═══ Entries
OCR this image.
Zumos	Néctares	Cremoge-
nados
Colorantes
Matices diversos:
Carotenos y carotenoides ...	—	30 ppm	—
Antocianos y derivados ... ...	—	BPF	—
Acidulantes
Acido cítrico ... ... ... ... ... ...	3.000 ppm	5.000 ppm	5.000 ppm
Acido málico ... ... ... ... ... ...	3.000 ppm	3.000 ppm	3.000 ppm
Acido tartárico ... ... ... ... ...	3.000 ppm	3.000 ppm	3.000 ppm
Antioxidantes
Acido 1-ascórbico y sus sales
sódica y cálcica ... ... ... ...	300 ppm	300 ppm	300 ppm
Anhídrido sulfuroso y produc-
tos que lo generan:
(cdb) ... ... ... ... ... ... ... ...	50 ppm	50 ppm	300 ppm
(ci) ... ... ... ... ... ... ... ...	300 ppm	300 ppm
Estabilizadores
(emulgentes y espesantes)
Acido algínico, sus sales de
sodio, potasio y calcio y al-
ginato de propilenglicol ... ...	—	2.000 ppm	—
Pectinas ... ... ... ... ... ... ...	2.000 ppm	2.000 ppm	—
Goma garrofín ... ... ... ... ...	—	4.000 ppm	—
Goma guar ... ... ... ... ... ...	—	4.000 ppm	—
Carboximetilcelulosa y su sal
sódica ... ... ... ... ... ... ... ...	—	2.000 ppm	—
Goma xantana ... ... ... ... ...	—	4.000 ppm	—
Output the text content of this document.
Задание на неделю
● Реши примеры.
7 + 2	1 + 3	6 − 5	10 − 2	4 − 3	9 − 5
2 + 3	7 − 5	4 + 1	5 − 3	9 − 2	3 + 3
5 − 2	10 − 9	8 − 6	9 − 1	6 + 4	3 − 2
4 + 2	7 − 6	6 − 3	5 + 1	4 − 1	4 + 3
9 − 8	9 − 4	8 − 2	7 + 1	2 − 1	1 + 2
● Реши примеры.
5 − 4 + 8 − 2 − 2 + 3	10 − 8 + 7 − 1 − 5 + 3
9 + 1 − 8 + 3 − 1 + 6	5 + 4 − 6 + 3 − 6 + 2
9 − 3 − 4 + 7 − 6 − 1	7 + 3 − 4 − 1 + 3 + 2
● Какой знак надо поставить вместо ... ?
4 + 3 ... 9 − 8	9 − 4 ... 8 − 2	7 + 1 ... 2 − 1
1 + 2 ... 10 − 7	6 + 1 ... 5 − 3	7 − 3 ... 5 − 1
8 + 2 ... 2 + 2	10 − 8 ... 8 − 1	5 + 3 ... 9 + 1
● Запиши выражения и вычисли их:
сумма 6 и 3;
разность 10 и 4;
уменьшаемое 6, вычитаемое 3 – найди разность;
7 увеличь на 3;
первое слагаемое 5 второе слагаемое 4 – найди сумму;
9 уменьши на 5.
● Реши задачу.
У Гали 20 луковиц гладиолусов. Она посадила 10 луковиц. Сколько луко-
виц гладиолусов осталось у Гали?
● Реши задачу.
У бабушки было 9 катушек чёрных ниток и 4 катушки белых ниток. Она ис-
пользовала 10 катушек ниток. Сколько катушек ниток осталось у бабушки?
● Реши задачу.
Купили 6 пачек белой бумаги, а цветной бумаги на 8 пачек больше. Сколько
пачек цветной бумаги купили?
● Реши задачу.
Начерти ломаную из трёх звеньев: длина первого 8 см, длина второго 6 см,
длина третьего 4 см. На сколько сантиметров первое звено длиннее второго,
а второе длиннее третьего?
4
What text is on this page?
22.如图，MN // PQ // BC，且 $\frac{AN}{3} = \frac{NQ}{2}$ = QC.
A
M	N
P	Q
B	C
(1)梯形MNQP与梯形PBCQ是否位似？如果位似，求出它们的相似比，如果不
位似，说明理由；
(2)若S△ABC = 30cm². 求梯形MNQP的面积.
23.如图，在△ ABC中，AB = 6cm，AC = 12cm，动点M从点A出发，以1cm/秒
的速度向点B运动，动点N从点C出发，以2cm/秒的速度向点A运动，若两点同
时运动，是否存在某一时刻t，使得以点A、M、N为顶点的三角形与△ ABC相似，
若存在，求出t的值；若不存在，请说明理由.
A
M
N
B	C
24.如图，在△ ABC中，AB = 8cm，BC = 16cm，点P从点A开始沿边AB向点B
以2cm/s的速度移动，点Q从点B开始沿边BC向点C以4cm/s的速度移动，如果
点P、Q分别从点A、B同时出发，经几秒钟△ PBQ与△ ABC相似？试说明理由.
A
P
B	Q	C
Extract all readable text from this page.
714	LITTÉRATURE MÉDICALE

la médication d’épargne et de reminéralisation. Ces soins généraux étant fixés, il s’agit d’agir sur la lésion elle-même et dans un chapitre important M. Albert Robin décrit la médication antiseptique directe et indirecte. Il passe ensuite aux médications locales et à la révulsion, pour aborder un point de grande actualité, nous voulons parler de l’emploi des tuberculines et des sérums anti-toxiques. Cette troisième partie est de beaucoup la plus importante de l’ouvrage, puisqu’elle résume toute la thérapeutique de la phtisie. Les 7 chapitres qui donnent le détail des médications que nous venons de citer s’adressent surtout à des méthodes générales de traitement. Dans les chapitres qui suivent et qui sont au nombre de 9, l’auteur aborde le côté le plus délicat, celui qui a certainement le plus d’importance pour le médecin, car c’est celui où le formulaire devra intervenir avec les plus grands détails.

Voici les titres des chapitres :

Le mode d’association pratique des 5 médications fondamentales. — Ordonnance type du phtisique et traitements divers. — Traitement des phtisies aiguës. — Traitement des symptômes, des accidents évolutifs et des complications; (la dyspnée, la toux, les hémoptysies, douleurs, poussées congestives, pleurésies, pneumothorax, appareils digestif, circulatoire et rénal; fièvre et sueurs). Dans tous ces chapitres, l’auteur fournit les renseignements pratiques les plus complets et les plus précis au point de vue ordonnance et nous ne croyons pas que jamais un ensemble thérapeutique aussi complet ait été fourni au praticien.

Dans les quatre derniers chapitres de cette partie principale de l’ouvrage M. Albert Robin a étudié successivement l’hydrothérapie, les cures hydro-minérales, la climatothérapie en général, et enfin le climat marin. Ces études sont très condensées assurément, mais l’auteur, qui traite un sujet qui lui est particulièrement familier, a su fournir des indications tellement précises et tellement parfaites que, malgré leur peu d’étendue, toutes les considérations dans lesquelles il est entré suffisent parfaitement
══════
Return only the number of lines in the entries that contain the string "sales".

Solution for this task -> 2